**Exercise**
Type out every line below exactly as it reads.

______

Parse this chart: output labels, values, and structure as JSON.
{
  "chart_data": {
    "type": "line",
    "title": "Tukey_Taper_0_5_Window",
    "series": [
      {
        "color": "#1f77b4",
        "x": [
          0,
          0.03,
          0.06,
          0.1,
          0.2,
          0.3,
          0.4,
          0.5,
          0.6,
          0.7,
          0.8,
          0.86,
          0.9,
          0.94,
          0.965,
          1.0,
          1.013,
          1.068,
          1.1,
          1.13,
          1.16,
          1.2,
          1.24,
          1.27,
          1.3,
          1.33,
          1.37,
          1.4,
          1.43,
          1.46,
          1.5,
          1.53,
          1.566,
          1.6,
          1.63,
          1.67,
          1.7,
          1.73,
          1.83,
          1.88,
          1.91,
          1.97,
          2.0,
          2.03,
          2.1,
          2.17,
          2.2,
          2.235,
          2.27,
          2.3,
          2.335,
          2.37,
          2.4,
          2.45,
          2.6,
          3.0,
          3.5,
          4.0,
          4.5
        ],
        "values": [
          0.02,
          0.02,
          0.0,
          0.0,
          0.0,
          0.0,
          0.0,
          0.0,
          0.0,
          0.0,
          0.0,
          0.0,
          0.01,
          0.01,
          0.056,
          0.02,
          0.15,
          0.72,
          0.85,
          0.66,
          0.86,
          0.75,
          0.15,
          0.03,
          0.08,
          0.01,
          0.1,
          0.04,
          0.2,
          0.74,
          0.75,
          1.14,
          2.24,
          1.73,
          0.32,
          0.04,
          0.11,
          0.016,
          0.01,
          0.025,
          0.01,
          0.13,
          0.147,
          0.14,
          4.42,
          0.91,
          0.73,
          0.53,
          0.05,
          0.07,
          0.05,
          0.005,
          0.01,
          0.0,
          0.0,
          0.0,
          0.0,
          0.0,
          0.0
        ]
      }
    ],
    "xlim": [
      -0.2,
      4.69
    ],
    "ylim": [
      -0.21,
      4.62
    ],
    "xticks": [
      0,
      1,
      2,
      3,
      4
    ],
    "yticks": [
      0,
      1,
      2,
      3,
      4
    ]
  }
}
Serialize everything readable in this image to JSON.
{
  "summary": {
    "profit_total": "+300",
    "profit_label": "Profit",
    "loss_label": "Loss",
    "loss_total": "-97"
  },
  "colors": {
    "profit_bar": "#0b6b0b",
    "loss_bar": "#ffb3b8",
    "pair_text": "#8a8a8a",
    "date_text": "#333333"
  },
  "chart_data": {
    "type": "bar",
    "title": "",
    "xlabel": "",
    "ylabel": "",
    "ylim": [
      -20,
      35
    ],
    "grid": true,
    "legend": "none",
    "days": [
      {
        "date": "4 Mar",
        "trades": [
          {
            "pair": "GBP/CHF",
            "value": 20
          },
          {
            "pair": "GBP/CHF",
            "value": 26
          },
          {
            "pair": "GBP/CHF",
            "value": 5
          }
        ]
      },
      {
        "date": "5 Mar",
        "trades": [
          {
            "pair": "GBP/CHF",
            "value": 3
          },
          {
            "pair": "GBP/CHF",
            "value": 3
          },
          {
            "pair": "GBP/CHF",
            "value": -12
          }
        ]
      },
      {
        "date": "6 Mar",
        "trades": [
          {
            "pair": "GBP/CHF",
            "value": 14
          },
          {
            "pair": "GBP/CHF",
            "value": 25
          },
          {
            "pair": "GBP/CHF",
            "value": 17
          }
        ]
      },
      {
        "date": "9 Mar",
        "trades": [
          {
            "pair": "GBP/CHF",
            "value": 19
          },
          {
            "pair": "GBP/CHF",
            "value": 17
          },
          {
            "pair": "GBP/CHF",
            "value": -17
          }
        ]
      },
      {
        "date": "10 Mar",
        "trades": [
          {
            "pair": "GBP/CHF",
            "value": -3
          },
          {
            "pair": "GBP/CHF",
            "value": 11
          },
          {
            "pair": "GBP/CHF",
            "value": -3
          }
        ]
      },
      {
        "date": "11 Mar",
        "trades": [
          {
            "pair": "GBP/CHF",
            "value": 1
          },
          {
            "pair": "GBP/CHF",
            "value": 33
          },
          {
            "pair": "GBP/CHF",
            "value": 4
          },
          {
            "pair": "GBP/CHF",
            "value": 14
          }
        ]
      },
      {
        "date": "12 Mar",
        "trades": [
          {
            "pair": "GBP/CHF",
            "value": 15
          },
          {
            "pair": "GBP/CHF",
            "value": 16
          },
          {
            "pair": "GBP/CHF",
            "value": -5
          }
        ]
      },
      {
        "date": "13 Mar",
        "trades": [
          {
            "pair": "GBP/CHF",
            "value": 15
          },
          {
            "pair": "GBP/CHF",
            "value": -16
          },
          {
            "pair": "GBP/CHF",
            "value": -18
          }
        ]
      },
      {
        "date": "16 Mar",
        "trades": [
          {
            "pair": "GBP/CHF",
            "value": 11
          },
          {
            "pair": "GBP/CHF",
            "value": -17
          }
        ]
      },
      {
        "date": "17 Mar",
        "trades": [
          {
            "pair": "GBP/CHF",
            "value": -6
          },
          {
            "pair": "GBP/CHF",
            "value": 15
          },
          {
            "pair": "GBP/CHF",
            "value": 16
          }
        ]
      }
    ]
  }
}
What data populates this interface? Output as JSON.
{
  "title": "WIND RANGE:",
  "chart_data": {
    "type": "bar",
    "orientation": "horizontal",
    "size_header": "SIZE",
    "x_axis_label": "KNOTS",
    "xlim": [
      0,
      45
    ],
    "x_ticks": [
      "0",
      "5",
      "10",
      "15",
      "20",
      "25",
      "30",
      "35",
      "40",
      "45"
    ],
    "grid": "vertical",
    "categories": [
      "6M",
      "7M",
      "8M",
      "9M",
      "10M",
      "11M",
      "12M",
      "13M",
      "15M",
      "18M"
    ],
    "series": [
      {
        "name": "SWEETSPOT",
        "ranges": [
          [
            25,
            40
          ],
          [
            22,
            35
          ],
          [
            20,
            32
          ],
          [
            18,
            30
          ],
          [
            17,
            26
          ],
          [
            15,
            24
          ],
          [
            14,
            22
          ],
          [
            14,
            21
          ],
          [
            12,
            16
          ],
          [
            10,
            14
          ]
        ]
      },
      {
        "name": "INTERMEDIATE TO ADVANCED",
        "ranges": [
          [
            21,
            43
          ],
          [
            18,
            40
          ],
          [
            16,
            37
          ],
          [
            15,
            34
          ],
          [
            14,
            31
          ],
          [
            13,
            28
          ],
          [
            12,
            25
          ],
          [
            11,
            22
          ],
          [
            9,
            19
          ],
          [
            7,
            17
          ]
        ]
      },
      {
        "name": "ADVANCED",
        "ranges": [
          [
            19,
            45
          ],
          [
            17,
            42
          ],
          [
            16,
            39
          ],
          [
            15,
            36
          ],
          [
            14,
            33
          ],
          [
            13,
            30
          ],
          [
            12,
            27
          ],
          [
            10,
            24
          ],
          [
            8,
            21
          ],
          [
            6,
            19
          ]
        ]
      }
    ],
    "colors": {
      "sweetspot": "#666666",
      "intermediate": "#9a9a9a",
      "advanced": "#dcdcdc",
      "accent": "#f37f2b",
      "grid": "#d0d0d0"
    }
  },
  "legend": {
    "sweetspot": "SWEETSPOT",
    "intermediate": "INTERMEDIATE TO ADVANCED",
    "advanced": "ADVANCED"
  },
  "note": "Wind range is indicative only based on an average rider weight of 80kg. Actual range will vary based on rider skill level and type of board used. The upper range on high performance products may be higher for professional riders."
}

______

**Worked answer**
Parse this chart: output labels, values, and structure as JSON.
{
  "chart_data": {
    "type": "line",
    "title": "Tukey_Taper_0_5_Window",
    "series": [
      {
        "color": "#1f77b4",
        "x": [
          0,
          0.03,
          0.06,
          0.1,
          0.2,
          0.3,
          0.4,
          0.5,
          0.6,
          0.7,
          0.8,
          0.86,
          0.9,
          0.94,
          0.965,
          1.0,
          1.013,
          1.068,
          1.1,
          1.13,
          1.16,
          1.2,
          1.24,
          1.27,
          1.3,
          1.33,
          1.37,
          1.4,
          1.43,
          1.46,
          1.5,
          1.53,
          1.566,
          1.6,
          1.63,
          1.67,
          1.7,
          1.73,
          1.83,
          1.88,
          1.91,
          1.97,
          2.0,
          2.03,
          2.1,
          2.17,
          2.2,
          2.235,
          2.27,
          2.3,
          2.335,
          2.37,
          2.4,
          2.45,
          2.6,
          3.0,
          3.5,
          4.0,
          4.5
        ],
        "values": [
          0.02,
          0.02,
          0.0,
          0.0,
          0.0,
          0.0,
          0.0,
          0.0,
          0.0,
          0.0,
          0.0,
          0.0,
          0.01,
          0.01,
          0.056,
          0.02,
          0.15,
          0.72,
          0.85,
          0.66,
          0.86,
          0.75,
          0.15,
          0.03,
          0.08,
          0.01,
          0.1,
          0.04,
          0.2,
          0.74,
          0.75,
          1.14,
          2.24,
          1.73,
          0.32,
          0.04,
          0.11,
          0.016,
          0.01,
          0.025,
          0.01,
          0.13,
          0.147,
          0.14,
          4.42,
          0.91,
          0.73,
          0.53,
          0.05,
          0.07,
          0.05,
          0.005,
          0.01,
          0.0,
          0.0,
          0.0,
          0.0,
          0.0,
          0.0
        ]
      }
    ],
    "xlim": [
      -0.2,
      4.69
    ],
    "ylim": [
      -0.21,
      4.62
    ],
    "xticks": [
      0,
      1,
      2,
      3,
      4
    ],
    "yticks": [
      0,
      1,
      2,
      3,
      4
    ]
  }
}
Serialize everything readable in this image to JSON.
{
  "summary": {
    "profit_total": "+300",
    "profit_label": "Profit",
    "loss_label": "Loss",
    "loss_total": "-97"
  },
  "colors": {
    "profit_bar": "#0b6b0b",
    "loss_bar": "#ffb3b8",
    "pair_text": "#8a8a8a",
    "date_text": "#333333"
  },
  "chart_data": {
    "type": "bar",
    "title": "",
    "xlabel": "",
    "ylabel": "",
    "ylim": [
      -20,
      35
    ],
    "grid": true,
    "legend": "none",
    "days": [
      {
        "date": "4 Mar",
        "trades": [
          {
            "pair": "GBP/CHF",
            "value": 20
          },
          {
            "pair": "GBP/CHF",
            "value": 26
          },
          {
            "pair": "GBP/CHF",
            "value": 5
          }
        ]
      },
      {
        "date": "5 Mar",
        "trades": [
          {
            "pair": "GBP/CHF",
            "value": 3
          },
          {
            "pair": "GBP/CHF",
            "value": 3
          },
          {
            "pair": "GBP/CHF",
            "value": -12
          }
        ]
      },
      {
        "date": "6 Mar",
        "trades": [
          {
            "pair": "GBP/CHF",
            "value": 14
          },
          {
            "pair": "GBP/CHF",
            "value": 25
          },
          {
            "pair": "GBP/CHF",
            "value": 17
          }
        ]
      },
      {
        "date": "9 Mar",
        "trades": [
          {
            "pair": "GBP/CHF",
            "value": 19
          },
          {
            "pair": "GBP/CHF",
            "value": 17
          },
          {
            "pair": "GBP/CHF",
            "value": -17
          }
        ]
      },
      {
        "date": "10 Mar",
        "trades": [
          {
            "pair": "GBP/CHF",
            "value": -3
          },
          {
            "pair": "GBP/CHF",
            "value": 11
          },
          {
            "pair": "GBP/CHF",
            "value": -3
          }
        ]
      },
      {
        "date": "11 Mar",
        "trades": [
          {
            "pair": "GBP/CHF",
            "value": 1
          },
          {
            "pair": "GBP/CHF",
            "value": 33
          },
          {
            "pair": "GBP/CHF",
            "value": 4
          },
          {
            "pair": "GBP/CHF",
            "value": 14
          }
        ]
      },
      {
        "date": "12 Mar",
        "trades": [
          {
            "pair": "GBP/CHF",
            "value": 15
          },
          {
            "pair": "GBP/CHF",
            "value": 16
          },
          {
            "pair": "GBP/CHF",
            "value": -5
          }
        ]
      },
      {
        "date": "13 Mar",
        "trades": [
          {
            "pair": "GBP/CHF",
            "value": 15
          },
          {
            "pair": "GBP/CHF",
            "value": -16
          },
          {
            "pair": "GBP/CHF",
            "value": -18
          }
        ]
      },
      {
        "date": "16 Mar",
        "trades": [
          {
            "pair": "GBP/CHF",
            "value": 11
          },
          {
            "pair": "GBP/CHF",
            "value": -17
          }
        ]
      },
      {
        "date": "17 Mar",
        "trades": [
          {
            "pair": "GBP/CHF",
            "value": -6
          },
          {
            "pair": "GBP/CHF",
            "value": 15
          },
          {
            "pair": "GBP/CHF",
            "value": 16
          }
        ]
      }
    ]
  }
}
What data populates this interface? Output as JSON.
{
  "title": "WIND RANGE:",
  "chart_data": {
    "type": "bar",
    "orientation": "horizontal",
    "size_header": "SIZE",
    "x_axis_label": "KNOTS",
    "xlim": [
      0,
      45
    ],
    "x_ticks": [
      "0",
      "5",
      "10",
      "15",
      "20",
      "25",
      "30",
      "35",
      "40",
      "45"
    ],
    "grid": "vertical",
    "categories": [
      "6M",
      "7M",
      "8M",
      "9M",
      "10M",
      "11M",
      "12M",
      "13M",
      "15M",
      "18M"
    ],
    "series": [
      {
        "name": "SWEETSPOT",
        "ranges": [
          [
            25,
            40
          ],
          [
            22,
            35
          ],
          [
            20,
            32
          ],
          [
            18,
            30
          ],
          [
            17,
            26
          ],
          [
            15,
            24
          ],
          [
            14,
            22
          ],
          [
            14,
            21
          ],
          [
            12,
            16
          ],
          [
            10,
            14
          ]
        ]
      },
      {
        "name": "INTERMEDIATE TO ADVANCED",
        "ranges": [
          [
            21,
            43
          ],
          [
            18,
            40
          ],
          [
            16,
            37
          ],
          [
            15,
            34
          ],
          [
            14,
            31
          ],
          [
            13,
            28
          ],
          [
            12,
            25
          ],
          [
            11,
            22
          ],
          [
            9,
            19
          ],
          [
            7,
            17
          ]
        ]
      },
      {
        "name": "ADVANCED",
        "ranges": [
          [
            19,
            45
          ],
          [
            17,
            42
          ],
          [
            16,
            39
          ],
          [
            15,
            36
          ],
          [
            14,
            33
          ],
          [
            13,
            30
          ],
          [
            12,
            27
          ],
          [
            10,
            24
          ],
          [
            8,
            21
          ],
          [
            6,
            19
          ]
        ]
      }
    ],
    "colors": {
      "sweetspot": "#666666",
      "intermediate": "#9a9a9a",
      "advanced": "#dcdcdc",
      "accent": "#f37f2b",
      "grid": "#d0d0d0"
    }
  },
  "legend": {
    "sweetspot": "SWEETSPOT",
    "intermediate": "INTERMEDIATE TO ADVANCED",
    "advanced": "ADVANCED"
  },
  "note": "Wind range is indicative only based on an average rider weight of 80kg. Actual range will vary based on rider skill level and type of board used. The upper range on high performance products may be higher for professional riders."
}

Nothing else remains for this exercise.